> **Article**
Description: gen31 without virtual deductions. (Contributed by Alan Sare, 22-Jul-2012) (Proof modification is discouraged.) (New usage is discouraged.)
| Ref | Expression | ||
|---|---|---|---|
| Hypothesis | ggen31.1 | ⊢ ( 𝜑 → ( 𝜓 → ( 𝜒 → 𝜃 ) ) ) | |
| Assertion | ggen31 | ⊢ ( 𝜑 → ( 𝜓 → ( 𝜒 → ∀ 𝑥 𝜃 ) ) ) |
| Step | Hyp | Ref | Expression |
|---|---|---|---|
| 1 | ggen31.1 | ⊢ ( 𝜑 → ( 𝜓 → ( 𝜒 → 𝜃 ) ) ) | |
| 2 | 1 | imp | ⊢ ( ( 𝜑 ∧ 𝜓 ) → ( 𝜒 → 𝜃 ) ) |
| 3 | 2 | alrimdv | ⊢ ( ( 𝜑 ∧ 𝜓 ) → ( 𝜒 → ∀ 𝑥 𝜃 ) ) |
| 4 | 3 | ex | ⊢ ( 𝜑 → ( 𝜓 → ( 𝜒 → ∀ 𝑥 𝜃 ) ) ) |

> **Dataset section**
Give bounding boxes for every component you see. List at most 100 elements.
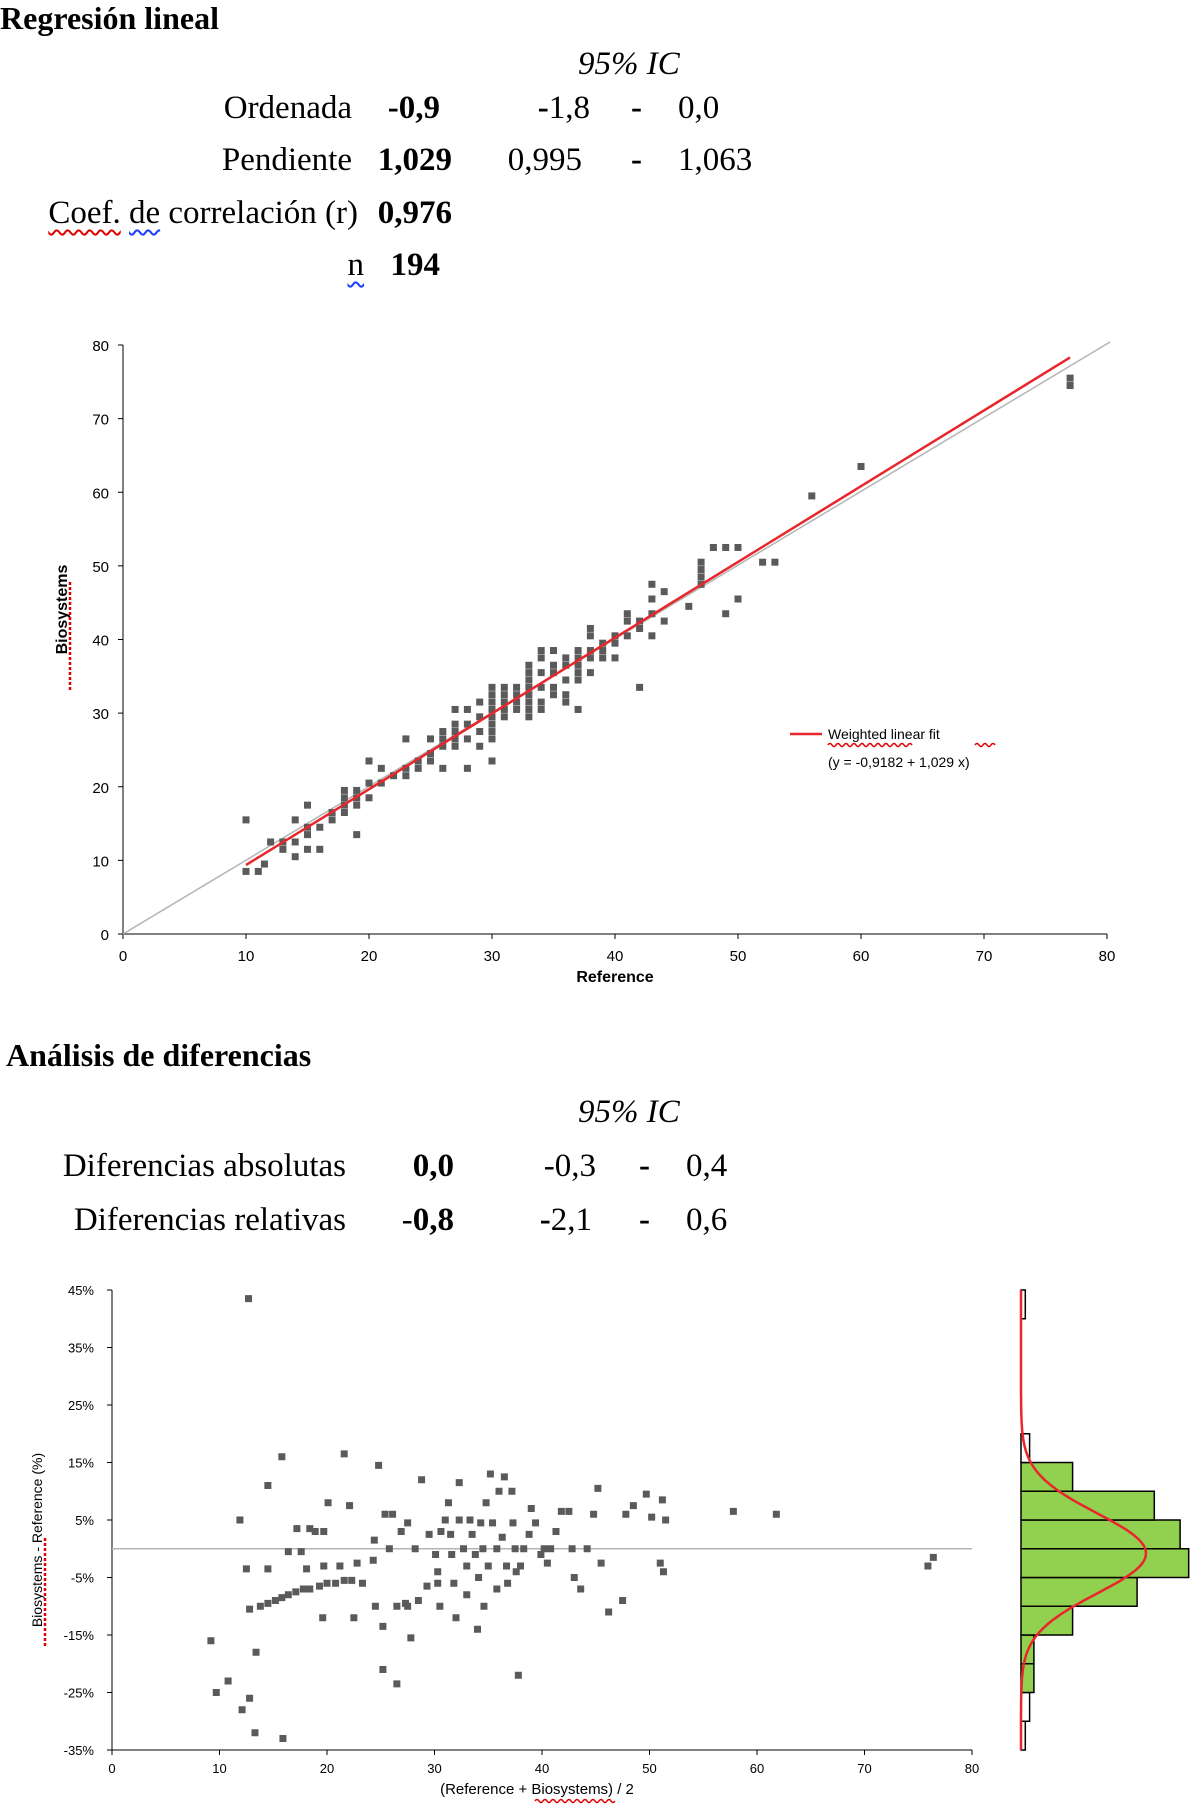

> **Given request 1**
Using the ggen31 page, decide whether each statement agrees with it. Answer yes or no for each, and quote the words that decide it.
(a) The theorem was contributed by Alan Sare on 22-Jul-2012.
(b) New usage of the theorem is encouraged.
(c) The page describes ggen31 as gen31 with virtual deductions.
> **Given request 2**
According to the ggen31 page, which reference does step 4 of the proof use?
> **Given request 3**
Translate this sentence from the ggen31 page into Spanish: "Proof modification is discouraged."

> **Final answer 1**
(a) Yes: "(Contributed by Alan Sare, 22-Jul-2012)"
(b) No: "(New usage is discouraged.)"
(c) No: "gen31 without virtual deductions."

> **Final answer 2**
ex

> **Final answer 3**
Se desaconseja la modificación de la demostración.